(A run of records)
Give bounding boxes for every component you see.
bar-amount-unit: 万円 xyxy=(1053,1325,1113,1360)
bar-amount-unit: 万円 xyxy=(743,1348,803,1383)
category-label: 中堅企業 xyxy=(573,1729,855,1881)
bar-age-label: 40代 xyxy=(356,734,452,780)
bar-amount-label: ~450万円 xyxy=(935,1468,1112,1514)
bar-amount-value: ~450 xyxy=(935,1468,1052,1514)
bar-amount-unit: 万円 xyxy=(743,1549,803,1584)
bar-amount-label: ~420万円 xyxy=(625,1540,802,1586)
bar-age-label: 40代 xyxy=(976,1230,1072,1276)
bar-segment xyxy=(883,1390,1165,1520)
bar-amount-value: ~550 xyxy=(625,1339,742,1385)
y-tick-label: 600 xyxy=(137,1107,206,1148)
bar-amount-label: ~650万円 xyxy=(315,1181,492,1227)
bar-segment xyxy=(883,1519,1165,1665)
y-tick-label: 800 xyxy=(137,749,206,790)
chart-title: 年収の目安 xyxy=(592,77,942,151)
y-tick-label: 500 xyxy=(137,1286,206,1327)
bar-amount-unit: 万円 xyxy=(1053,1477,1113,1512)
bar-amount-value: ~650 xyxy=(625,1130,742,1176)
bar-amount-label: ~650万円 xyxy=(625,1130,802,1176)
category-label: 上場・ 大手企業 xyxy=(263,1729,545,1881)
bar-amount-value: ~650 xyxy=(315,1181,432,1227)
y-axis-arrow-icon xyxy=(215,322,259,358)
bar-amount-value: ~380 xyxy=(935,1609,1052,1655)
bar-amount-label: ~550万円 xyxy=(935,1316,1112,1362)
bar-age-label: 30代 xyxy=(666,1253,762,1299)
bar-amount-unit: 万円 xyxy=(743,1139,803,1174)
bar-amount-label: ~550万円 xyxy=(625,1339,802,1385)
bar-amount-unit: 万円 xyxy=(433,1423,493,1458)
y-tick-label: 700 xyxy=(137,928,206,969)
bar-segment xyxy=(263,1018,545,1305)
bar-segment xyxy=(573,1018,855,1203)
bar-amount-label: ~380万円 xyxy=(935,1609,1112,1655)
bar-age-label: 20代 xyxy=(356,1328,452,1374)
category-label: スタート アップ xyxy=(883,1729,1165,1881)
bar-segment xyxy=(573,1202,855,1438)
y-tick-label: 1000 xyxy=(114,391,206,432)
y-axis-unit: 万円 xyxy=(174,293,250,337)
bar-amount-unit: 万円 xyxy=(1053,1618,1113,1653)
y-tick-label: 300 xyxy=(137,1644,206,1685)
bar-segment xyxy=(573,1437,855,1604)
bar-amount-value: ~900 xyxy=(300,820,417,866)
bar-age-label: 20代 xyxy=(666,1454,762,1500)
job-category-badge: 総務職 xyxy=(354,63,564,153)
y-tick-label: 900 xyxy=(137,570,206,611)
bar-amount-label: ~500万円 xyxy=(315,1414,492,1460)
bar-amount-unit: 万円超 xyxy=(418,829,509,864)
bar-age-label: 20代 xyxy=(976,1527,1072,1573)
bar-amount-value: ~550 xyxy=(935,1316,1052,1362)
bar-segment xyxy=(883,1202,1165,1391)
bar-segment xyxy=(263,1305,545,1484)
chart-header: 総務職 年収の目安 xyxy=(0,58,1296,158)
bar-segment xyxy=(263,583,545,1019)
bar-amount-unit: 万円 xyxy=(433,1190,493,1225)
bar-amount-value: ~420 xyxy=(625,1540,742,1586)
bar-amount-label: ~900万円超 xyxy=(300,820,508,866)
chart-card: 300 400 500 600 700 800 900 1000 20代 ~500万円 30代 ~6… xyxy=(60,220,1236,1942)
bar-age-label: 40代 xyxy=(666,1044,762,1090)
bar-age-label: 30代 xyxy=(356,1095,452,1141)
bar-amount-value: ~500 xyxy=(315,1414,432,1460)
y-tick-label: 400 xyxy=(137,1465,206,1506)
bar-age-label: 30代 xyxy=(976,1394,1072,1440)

Problem details -> Turn every line of the listing above into a JSON list of strings, one string for each line, and leave out any blank lines.

Solution below ->
[
  "Give bounding boxes for every component you see.",
  "bar-amount-unit: 万円 xyxy=(1053,1325,1113,1360)",
  "bar-amount-unit: 万円 xyxy=(743,1348,803,1383)",
  "category-label: 中堅企業 xyxy=(573,1729,855,1881)",
  "bar-age-label: 40代 xyxy=(356,734,452,780)",
  "bar-amount-label: ~450万円 xyxy=(935,1468,1112,1514)",
  "bar-amount-value: ~450 xyxy=(935,1468,1052,1514)",
  "bar-amount-unit: 万円 xyxy=(743,1549,803,1584)",
  "bar-amount-label: ~420万円 xyxy=(625,1540,802,1586)",
  "bar-age-label: 40代 xyxy=(976,1230,1072,1276)",
  "bar-segment xyxy=(883,1390,1165,1520)",
  "bar-amount-value: ~550 xyxy=(625,1339,742,1385)",
  "y-tick-label: 600 xyxy=(137,1107,206,1148)",
  "bar-amount-label: ~650万円 xyxy=(315,1181,492,1227)",
  "bar-segment xyxy=(883,1519,1165,1665)",
  "y-tick-label: 800 xyxy=(137,749,206,790)",
  "chart-title: 年収の目安 xyxy=(592,77,942,151)",
  "y-tick-label: 500 xyxy=(137,1286,206,1327)",
  "bar-amount-unit: 万円 xyxy=(1053,1477,1113,1512)",
  "bar-amount-value: ~650 xyxy=(625,1130,742,1176)",
  "bar-amount-label: ~650万円 xyxy=(625,1130,802,1176)",
  "category-label: 上場・ 大手企業 xyxy=(263,1729,545,1881)",
  "bar-amount-value: ~650 xyxy=(315,1181,432,1227)",
  "y-axis-arrow-icon xyxy=(215,322,259,358)",
  "bar-amount-value: ~380 xyxy=(935,1609,1052,1655)",
  "bar-amount-label: ~550万円 xyxy=(935,1316,1112,1362)",
  "bar-age-label: 30代 xyxy=(666,1253,762,1299)",
  "bar-amount-unit: 万円 xyxy=(743,1139,803,1174)",
  "bar-amount-label: ~550万円 xyxy=(625,1339,802,1385)",
  "bar-amount-unit: 万円 xyxy=(433,1423,493,1458)",
  "y-tick-label: 700 xyxy=(137,928,206,969)",
  "bar-segment xyxy=(263,1018,545,1305)",
  "bar-segment xyxy=(573,1018,855,1203)",
  "bar-amount-label: ~380万円 xyxy=(935,1609,1112,1655)",
  "bar-age-label: 20代 xyxy=(356,1328,452,1374)",
  "category-label: スタート アップ xyxy=(883,1729,1165,1881)",
  "bar-segment xyxy=(573,1202,855,1438)",
  "y-tick-label: 1000 xyxy=(114,391,206,432)",
  "y-axis-unit: 万円 xyxy=(174,293,250,337)",
  "bar-amount-unit: 万円 xyxy=(1053,1618,1113,1653)",
  "y-tick-label: 300 xyxy=(137,1644,206,1685)",
  "bar-segment xyxy=(573,1437,855,1604)",
  "bar-amount-value: ~900 xyxy=(300,820,417,866)",
  "bar-age-label: 20代 xyxy=(666,1454,762,1500)",
  "job-category-badge: 総務職 xyxy=(354,63,564,153)",
  "y-tick-label: 900 xyxy=(137,570,206,611)",
  "bar-amount-label: ~500万円 xyxy=(315,1414,492,1460)",
  "bar-amount-unit: 万円超 xyxy=(418,829,509,864)",
  "bar-age-label: 20代 xyxy=(976,1527,1072,1573)",
  "bar-amount-value: ~550 xyxy=(935,1316,1052,1362)",
  "bar-segment xyxy=(883,1202,1165,1391)",
  "bar-segment xyxy=(263,1305,545,1484)",
  "chart-header: 総務職 年収の目安 xyxy=(0,58,1296,158)",
  "bar-segment xyxy=(263,583,545,1019)",
  "bar-amount-unit: 万円 xyxy=(433,1190,493,1225)",
  "bar-amount-value: ~420 xyxy=(625,1540,742,1586)",
  "bar-amount-label: ~900万円超 xyxy=(300,820,508,866)",
  "chart-card: 300 400 500 600 700 800 900 1000 20代 ~500万円 30代 ~6… xyxy=(60,220,1236,1942)",
  "bar-age-label: 40代 xyxy=(666,1044,762,1090)",
  "bar-age-label: 30代 xyxy=(356,1095,452,1141)",
  "bar-amount-value: ~500 xyxy=(315,1414,432,1460)",
  "y-tick-label: 400 xyxy=(137,1465,206,1506)",
  "bar-age-label: 30代 xyxy=(976,1394,1072,1440)"
]